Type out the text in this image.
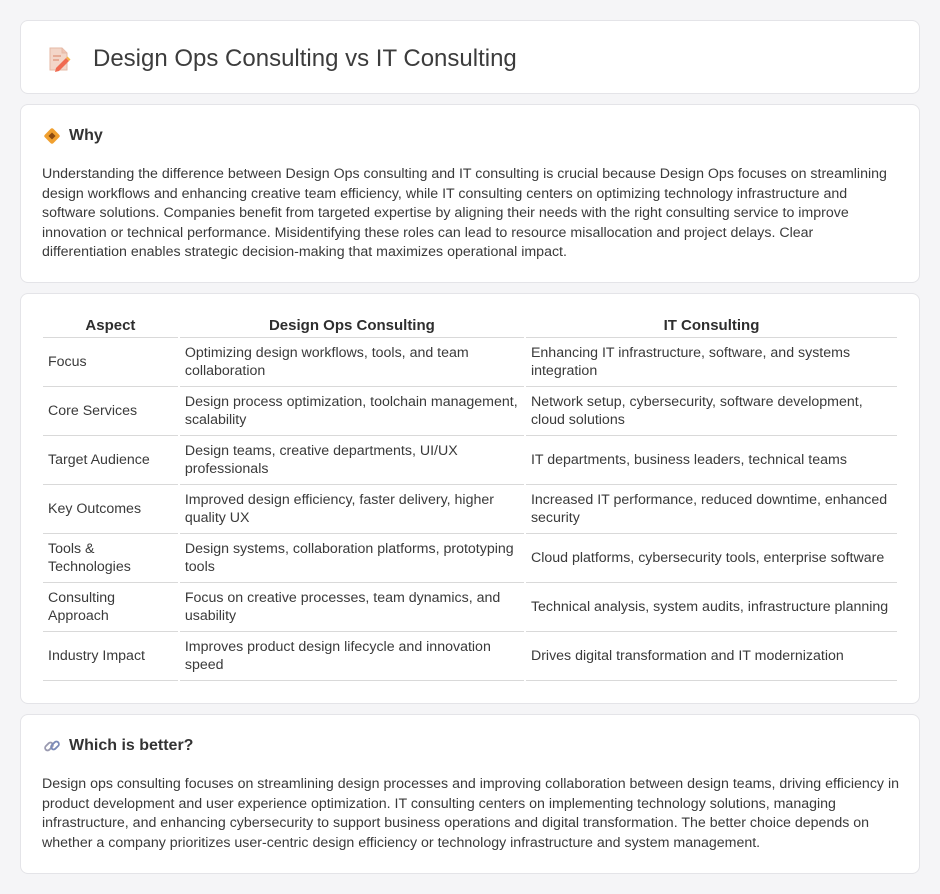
Design Ops Consulting vs IT Consulting
Why

Understanding the difference between Design Ops consulting and IT consulting is crucial because Design Ops focuses on streamlining design workflows and enhancing creative team efficiency, while IT consulting centers on optimizing technology infrastructure and software solutions. Companies benefit from targeted expertise by aligning their needs with the right consulting service to improve innovation or technical performance. Misidentifying these roles can lead to resource misallocation and project delays. Clear differentiation enables strategic decision-making that maximizes operational impact.

Aspect	Design Ops Consulting	IT Consulting
Focus	Optimizing design workflows, tools, and team collaboration	Enhancing IT infrastructure, software, and systems integration
Core Services	Design process optimization, toolchain management, scalability	Network setup, cybersecurity, software development, cloud solutions
Target Audience	Design teams, creative departments, UI/UX professionals	IT departments, business leaders, technical teams
Key Outcomes	Improved design efficiency, faster delivery, higher quality UX	Increased IT performance, reduced downtime, enhanced security
Tools & Technologies	Design systems, collaboration platforms, prototyping tools	Cloud platforms, cybersecurity tools, enterprise software
Consulting Approach	Focus on creative processes, team dynamics, and usability	Technical analysis, system audits, infrastructure planning
Industry Impact	Improves product design lifecycle and innovation speed	Drives digital transformation and IT modernization
Which is better?

Design ops consulting focuses on streamlining design processes and improving collaboration between design teams, driving efficiency in product development and user experience optimization. IT consulting centers on implementing technology solutions, managing infrastructure, and enhancing cybersecurity to support business operations and digital transformation. The better choice depends on whether a company prioritizes user-centric design efficiency or technology infrastructure and system management.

Your objective: Write out the data precisely as given, excluding the pictures.

Answer to this task:
Type out the text in this image.
Design Ops Consulting vs IT Consulting
Why

Understanding the difference between Design Ops consulting and IT consulting is crucial because Design Ops focuses on streamlining design workflows and enhancing creative team efficiency, while IT consulting centers on optimizing technology infrastructure and software solutions. Companies benefit from targeted expertise by aligning their needs with the right consulting service to improve innovation or technical performance. Misidentifying these roles can lead to resource misallocation and project delays. Clear differentiation enables strategic decision-making that maximizes operational impact.

Aspect	Design Ops Consulting	IT Consulting
Focus	Optimizing design workflows, tools, and team collaboration	Enhancing IT infrastructure, software, and systems integration
Core Services	Design process optimization, toolchain management, scalability	Network setup, cybersecurity, software development, cloud solutions
Target Audience	Design teams, creative departments, UI/UX professionals	IT departments, business leaders, technical teams
Key Outcomes	Improved design efficiency, faster delivery, higher quality UX	Increased IT performance, reduced downtime, enhanced security
Tools & Technologies	Design systems, collaboration platforms, prototyping tools	Cloud platforms, cybersecurity tools, enterprise software
Consulting Approach	Focus on creative processes, team dynamics, and usability	Technical analysis, system audits, infrastructure planning
Industry Impact	Improves product design lifecycle and innovation speed	Drives digital transformation and IT modernization
Which is better?

Design ops consulting focuses on streamlining design processes and improving collaboration between design teams, driving efficiency in product development and user experience optimization. IT consulting centers on implementing technology solutions, managing infrastructure, and enhancing cybersecurity to support business operations and digital transformation. The better choice depends on whether a company prioritizes user-centric design efficiency or technology infrastructure and system management.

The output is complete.